_Extracted records_:
··········
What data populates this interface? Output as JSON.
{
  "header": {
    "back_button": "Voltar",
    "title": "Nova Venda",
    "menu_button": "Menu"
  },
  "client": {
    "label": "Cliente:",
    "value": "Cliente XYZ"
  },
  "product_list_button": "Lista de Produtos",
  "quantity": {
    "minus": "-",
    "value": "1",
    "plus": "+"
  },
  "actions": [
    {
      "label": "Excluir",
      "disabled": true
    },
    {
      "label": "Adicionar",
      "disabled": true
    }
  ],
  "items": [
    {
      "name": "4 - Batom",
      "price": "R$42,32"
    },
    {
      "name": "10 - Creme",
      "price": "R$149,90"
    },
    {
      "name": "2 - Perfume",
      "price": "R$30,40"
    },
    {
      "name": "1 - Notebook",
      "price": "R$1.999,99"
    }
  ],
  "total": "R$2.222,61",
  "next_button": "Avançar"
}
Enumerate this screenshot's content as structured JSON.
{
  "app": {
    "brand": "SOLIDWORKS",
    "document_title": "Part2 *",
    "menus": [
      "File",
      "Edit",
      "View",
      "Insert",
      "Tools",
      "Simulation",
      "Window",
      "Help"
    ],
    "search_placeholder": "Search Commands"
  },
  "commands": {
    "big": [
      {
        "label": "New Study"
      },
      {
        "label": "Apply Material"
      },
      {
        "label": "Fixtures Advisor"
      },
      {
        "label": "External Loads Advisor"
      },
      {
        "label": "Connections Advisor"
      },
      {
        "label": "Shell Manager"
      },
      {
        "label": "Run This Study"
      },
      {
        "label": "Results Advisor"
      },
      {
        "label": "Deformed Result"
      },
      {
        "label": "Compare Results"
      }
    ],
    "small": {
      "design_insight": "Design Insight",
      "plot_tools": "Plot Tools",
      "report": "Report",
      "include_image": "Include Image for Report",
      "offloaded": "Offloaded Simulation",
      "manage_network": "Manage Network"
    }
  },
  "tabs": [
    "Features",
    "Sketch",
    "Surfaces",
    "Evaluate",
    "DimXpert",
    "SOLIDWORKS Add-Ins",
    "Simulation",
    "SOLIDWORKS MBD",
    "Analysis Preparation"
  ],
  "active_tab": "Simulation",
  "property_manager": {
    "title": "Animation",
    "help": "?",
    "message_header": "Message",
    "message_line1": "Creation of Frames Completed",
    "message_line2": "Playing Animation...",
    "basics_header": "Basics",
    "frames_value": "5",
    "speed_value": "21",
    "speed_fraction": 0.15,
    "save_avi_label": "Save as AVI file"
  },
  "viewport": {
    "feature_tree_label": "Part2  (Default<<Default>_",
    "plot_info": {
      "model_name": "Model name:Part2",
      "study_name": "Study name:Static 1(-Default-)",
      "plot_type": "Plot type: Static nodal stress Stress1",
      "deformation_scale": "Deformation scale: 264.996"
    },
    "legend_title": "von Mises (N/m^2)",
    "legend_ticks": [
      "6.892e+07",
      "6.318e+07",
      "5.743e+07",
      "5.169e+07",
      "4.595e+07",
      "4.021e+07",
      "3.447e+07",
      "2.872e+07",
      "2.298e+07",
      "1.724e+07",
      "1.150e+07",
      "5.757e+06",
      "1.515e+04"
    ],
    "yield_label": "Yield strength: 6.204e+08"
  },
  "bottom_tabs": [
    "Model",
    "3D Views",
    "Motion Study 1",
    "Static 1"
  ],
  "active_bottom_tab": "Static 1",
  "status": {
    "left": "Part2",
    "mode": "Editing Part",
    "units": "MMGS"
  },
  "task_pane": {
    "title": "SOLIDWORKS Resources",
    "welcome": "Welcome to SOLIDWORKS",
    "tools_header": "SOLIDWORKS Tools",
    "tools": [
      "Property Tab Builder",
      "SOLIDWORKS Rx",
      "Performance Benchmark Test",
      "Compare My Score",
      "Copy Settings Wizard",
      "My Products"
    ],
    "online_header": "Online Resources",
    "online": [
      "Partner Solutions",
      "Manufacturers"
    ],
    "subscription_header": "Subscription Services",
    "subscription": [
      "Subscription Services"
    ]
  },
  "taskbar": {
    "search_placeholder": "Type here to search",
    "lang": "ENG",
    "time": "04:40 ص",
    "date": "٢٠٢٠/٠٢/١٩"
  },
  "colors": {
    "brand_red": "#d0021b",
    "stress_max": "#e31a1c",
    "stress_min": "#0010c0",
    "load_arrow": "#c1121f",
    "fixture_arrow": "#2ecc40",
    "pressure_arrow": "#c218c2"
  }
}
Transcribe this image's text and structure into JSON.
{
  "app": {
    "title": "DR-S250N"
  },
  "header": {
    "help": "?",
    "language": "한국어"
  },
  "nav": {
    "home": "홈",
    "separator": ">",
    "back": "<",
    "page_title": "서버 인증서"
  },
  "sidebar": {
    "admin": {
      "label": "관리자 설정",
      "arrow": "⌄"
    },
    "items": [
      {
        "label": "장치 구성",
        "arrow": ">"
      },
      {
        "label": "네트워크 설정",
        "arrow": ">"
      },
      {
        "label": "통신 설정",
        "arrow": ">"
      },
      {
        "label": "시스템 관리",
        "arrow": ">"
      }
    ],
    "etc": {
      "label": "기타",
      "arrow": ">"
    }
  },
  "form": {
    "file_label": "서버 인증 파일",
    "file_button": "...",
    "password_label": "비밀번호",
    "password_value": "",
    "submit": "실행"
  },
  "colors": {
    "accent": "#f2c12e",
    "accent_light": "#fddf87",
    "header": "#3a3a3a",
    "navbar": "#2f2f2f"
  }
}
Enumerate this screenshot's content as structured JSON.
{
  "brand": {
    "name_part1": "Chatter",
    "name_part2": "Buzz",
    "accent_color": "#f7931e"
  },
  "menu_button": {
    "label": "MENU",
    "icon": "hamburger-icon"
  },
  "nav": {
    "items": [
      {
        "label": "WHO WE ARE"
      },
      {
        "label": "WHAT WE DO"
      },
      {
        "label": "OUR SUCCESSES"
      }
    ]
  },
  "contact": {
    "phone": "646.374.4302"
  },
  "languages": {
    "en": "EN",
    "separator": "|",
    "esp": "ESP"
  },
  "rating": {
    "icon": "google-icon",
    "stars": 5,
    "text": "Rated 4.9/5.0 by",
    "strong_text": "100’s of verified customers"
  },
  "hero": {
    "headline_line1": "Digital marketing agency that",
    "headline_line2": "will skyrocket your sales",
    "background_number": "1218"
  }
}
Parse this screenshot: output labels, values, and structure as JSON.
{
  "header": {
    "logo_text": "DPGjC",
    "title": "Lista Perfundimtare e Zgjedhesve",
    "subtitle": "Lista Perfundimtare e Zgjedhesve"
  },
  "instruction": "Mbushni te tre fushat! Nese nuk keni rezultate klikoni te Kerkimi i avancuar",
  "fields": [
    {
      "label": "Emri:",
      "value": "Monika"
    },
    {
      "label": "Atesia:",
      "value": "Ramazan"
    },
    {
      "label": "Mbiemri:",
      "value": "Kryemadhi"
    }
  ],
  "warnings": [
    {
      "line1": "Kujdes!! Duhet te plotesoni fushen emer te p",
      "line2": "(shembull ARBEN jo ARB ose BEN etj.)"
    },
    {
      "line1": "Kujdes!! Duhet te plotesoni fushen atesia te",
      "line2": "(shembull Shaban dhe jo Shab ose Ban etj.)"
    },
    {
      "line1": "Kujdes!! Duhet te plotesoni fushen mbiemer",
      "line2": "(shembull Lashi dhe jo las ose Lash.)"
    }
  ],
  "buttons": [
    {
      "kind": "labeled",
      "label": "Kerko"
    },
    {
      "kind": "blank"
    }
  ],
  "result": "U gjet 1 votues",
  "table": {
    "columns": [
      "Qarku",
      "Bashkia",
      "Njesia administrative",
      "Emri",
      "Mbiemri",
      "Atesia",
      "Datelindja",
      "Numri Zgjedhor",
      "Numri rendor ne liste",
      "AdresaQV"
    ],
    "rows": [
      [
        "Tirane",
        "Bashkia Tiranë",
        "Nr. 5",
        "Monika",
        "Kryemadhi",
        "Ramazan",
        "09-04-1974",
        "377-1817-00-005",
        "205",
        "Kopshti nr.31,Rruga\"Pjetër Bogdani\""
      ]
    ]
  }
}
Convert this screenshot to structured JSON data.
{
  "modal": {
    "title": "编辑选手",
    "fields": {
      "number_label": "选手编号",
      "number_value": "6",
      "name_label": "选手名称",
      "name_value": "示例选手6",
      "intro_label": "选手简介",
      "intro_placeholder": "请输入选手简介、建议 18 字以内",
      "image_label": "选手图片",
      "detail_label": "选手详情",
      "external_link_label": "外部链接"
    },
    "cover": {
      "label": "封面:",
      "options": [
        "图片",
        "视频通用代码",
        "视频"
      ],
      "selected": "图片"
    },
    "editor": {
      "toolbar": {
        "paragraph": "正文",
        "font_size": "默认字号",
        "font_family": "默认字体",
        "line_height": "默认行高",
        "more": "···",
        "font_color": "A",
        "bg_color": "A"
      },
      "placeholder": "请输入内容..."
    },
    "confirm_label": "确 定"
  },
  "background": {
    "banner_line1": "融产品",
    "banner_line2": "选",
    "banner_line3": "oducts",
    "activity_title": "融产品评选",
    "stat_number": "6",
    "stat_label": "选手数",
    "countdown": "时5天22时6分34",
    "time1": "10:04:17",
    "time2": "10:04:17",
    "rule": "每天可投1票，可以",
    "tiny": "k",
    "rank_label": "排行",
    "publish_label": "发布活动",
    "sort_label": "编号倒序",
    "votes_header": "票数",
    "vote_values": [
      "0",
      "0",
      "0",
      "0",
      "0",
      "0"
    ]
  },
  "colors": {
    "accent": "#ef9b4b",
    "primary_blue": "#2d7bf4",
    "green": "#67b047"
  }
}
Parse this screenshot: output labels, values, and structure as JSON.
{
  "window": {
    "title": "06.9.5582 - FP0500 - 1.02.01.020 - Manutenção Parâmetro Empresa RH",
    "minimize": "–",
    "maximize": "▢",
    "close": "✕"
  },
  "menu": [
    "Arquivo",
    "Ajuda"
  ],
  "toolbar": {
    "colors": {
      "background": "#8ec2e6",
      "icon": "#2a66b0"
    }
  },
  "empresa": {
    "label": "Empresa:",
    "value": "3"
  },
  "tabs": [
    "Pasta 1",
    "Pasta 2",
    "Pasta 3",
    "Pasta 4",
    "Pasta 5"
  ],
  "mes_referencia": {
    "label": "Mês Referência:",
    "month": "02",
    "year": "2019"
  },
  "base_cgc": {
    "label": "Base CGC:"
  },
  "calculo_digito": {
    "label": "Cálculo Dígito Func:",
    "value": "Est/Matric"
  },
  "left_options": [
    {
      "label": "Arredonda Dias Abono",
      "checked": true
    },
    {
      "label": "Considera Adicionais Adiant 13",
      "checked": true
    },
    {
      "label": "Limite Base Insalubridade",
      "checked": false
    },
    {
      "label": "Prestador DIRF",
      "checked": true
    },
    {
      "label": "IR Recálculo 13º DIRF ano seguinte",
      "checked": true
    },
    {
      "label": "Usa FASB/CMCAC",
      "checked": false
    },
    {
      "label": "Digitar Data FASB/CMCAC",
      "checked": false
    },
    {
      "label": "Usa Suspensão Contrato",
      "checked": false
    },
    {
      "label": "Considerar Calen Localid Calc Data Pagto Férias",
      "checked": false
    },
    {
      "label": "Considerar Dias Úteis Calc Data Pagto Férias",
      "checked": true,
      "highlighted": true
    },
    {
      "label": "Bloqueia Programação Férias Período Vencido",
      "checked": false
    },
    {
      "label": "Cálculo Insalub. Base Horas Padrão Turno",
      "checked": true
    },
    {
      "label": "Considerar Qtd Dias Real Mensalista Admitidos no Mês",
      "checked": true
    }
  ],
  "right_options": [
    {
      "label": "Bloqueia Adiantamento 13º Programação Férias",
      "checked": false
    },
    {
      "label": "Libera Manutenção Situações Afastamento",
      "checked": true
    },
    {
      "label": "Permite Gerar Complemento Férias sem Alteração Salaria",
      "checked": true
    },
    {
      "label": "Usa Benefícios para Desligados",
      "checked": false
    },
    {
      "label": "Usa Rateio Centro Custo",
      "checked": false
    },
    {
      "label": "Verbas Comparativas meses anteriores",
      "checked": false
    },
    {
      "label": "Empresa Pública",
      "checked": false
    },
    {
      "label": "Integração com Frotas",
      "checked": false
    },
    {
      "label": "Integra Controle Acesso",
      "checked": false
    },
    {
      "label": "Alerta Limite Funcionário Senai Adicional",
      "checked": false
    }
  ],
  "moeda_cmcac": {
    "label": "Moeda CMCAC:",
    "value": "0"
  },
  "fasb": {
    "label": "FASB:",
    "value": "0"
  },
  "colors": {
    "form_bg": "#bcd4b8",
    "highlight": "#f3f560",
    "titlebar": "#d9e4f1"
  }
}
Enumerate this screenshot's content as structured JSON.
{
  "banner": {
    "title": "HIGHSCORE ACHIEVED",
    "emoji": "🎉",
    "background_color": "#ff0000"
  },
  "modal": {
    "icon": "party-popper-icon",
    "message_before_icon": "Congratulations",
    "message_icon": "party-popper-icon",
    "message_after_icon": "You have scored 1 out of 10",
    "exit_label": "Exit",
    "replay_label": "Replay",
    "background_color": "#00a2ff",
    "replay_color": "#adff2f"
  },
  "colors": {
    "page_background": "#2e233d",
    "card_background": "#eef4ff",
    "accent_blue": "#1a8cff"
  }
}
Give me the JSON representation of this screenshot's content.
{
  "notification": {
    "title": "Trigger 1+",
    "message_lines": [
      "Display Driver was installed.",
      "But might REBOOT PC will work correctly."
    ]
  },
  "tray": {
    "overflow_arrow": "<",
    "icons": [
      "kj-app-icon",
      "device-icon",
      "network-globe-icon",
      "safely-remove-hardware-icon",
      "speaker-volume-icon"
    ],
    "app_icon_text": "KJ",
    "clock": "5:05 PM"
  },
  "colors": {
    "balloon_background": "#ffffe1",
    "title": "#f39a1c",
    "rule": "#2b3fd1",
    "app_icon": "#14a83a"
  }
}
··········
_Requirements_:
On how many lines does the word "Study" appear? Answer with only the number.

_The result_:
4